#### Instructions to follow
In the entries, find all lines that hold the word "this" and copy them.
### Provided material
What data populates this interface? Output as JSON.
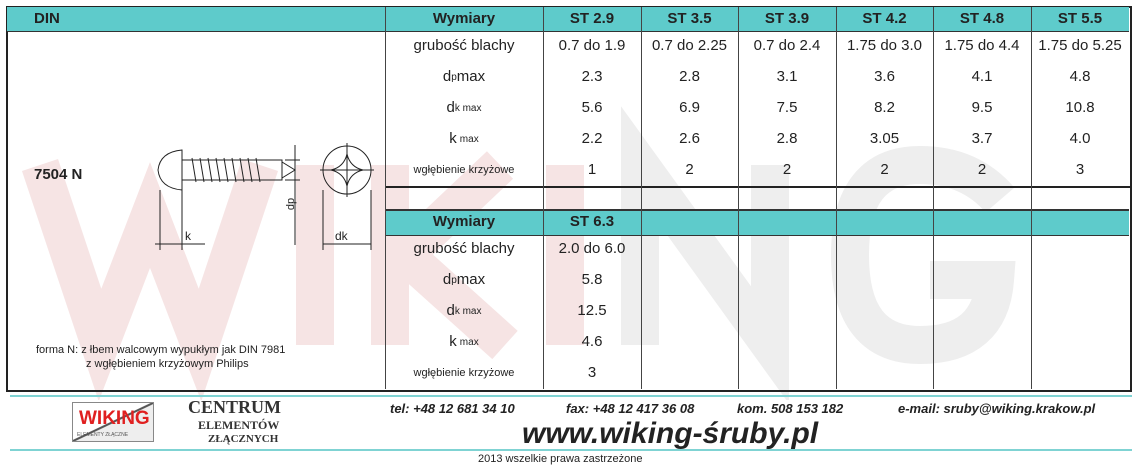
{
  "header": {
    "din": "DIN",
    "wymiary": "Wymiary"
  },
  "product": {
    "code": "7504 N",
    "description_line1": "forma N: z łbem walcowym wypukłym jak DIN 7981",
    "description_line2": "z wgłębieniem krzyżowym Philips",
    "drawing_labels": {
      "k": "k",
      "dp": "dp",
      "dk": "dk"
    }
  },
  "row_labels": {
    "grubosc": "grubość blachy",
    "dp": "d",
    "dp_sub": "p",
    "dp_suffix": " max",
    "dk": "d",
    "dk_sub": "k max",
    "k": "k",
    "k_sub": "max",
    "wglebienie": "wgłębienie krzyżowe"
  },
  "table1": {
    "columns": [
      "ST 2.9",
      "ST 3.5",
      "ST 3.9",
      "ST 4.2",
      "ST 4.8",
      "ST 5.5"
    ],
    "rows": [
      [
        "0.7 do 1.9",
        "0.7 do 2.25",
        "0.7 do 2.4",
        "1.75 do 3.0",
        "1.75 do 4.4",
        "1.75 do 5.25"
      ],
      [
        "2.3",
        "2.8",
        "3.1",
        "3.6",
        "4.1",
        "4.8"
      ],
      [
        "5.6",
        "6.9",
        "7.5",
        "8.2",
        "9.5",
        "10.8"
      ],
      [
        "2.2",
        "2.6",
        "2.8",
        "3.05",
        "3.7",
        "4.0"
      ],
      [
        "1",
        "2",
        "2",
        "2",
        "2",
        "3"
      ]
    ]
  },
  "table2": {
    "columns": [
      "ST 6.3"
    ],
    "rows": [
      [
        "2.0 do 6.0"
      ],
      [
        "5.8"
      ],
      [
        "12.5"
      ],
      [
        "4.6"
      ],
      [
        "3"
      ]
    ]
  },
  "footer": {
    "logo": "WIKING",
    "logo_sub": "ELEMENTY ZŁĄCZNE",
    "centrum1": "CENTRUM",
    "centrum2": "ELEMENTÓW",
    "centrum3": "ZŁĄCZNYCH",
    "tel": "tel: +48 12 681 34 10",
    "fax": "fax: +48 12 417 36 08",
    "kom": "kom. 508 153 182",
    "email": "e-mail: sruby@wiking.krakow.pl",
    "website": "www.wiking-śruby.pl",
    "copyright": "2013 wszelkie prawa zastrzeżone"
  },
  "watermark": "WIKING",
  "colors": {
    "header": "#5ecbcb",
    "footer_line": "#7fd3d3",
    "logo_red": "#e02020"
  }
}
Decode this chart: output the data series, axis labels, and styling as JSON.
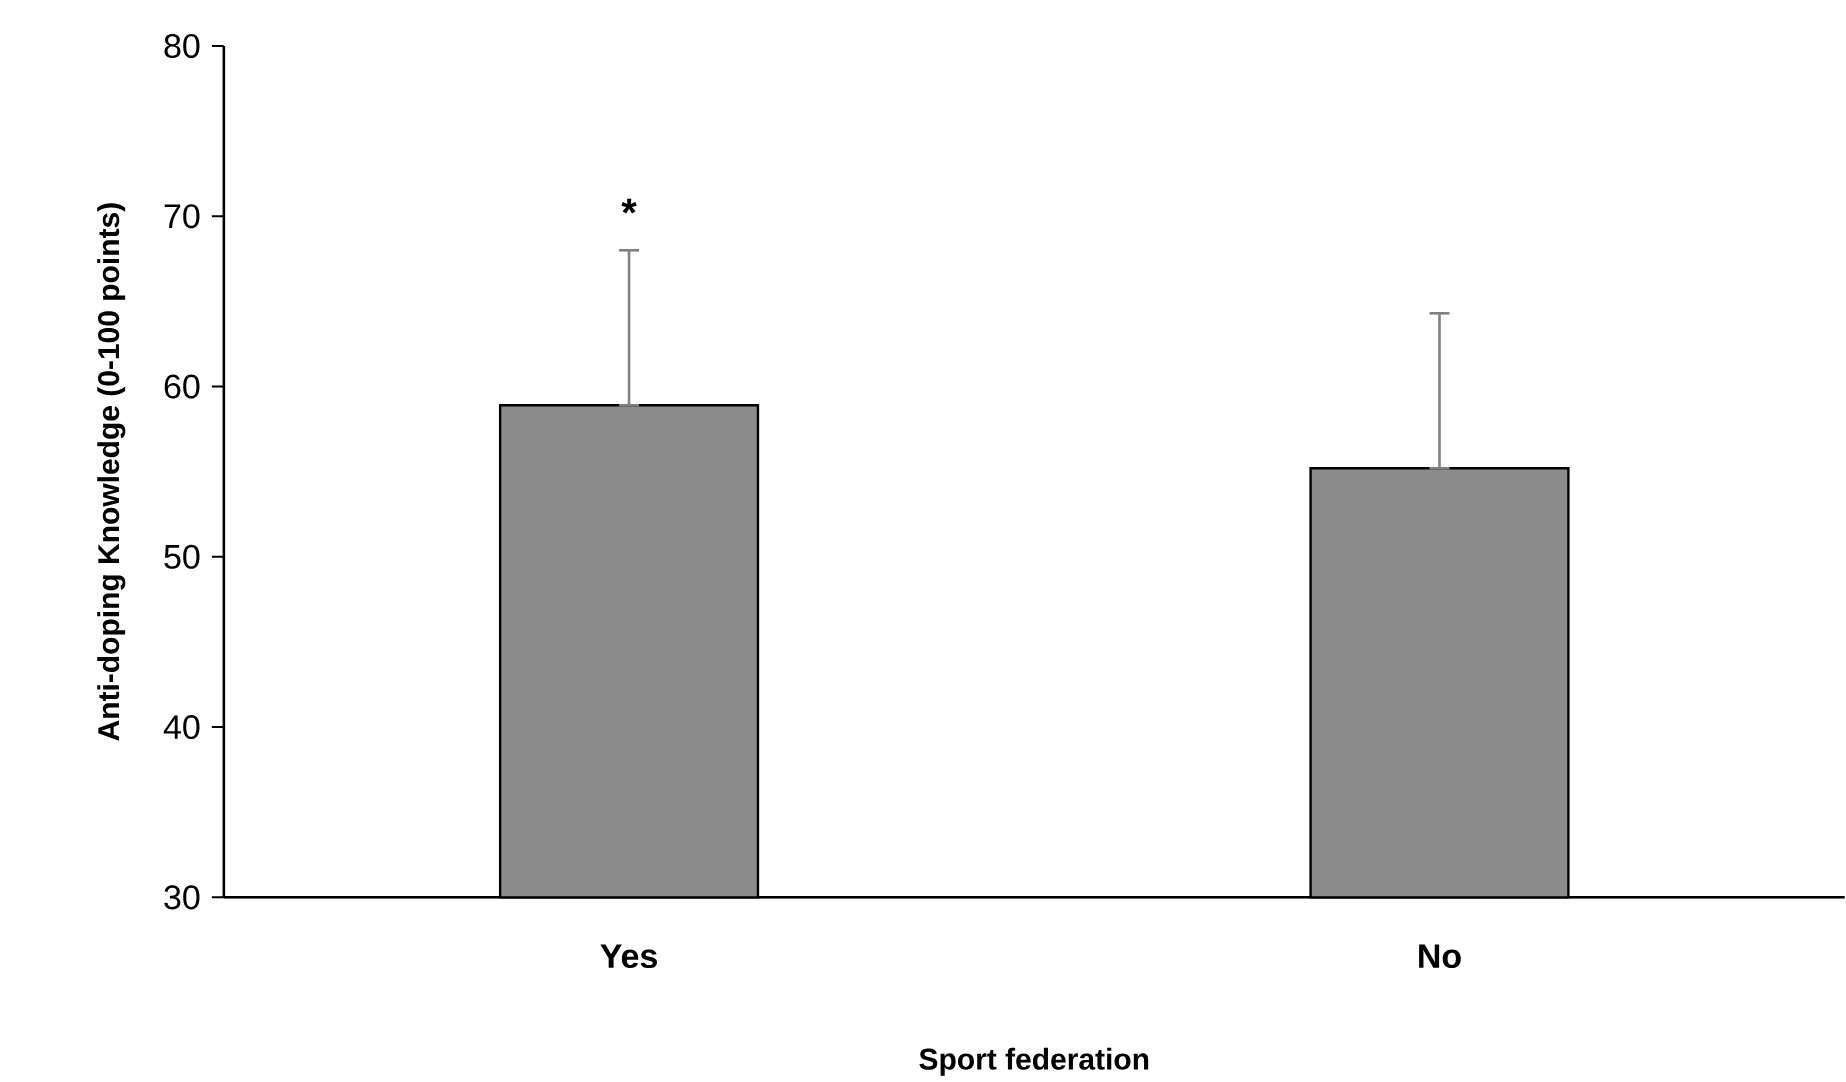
######
#### Response
What data populates this interface? Output as JSON.
Decode this chart: output the data series, axis labels, and styling as JSON.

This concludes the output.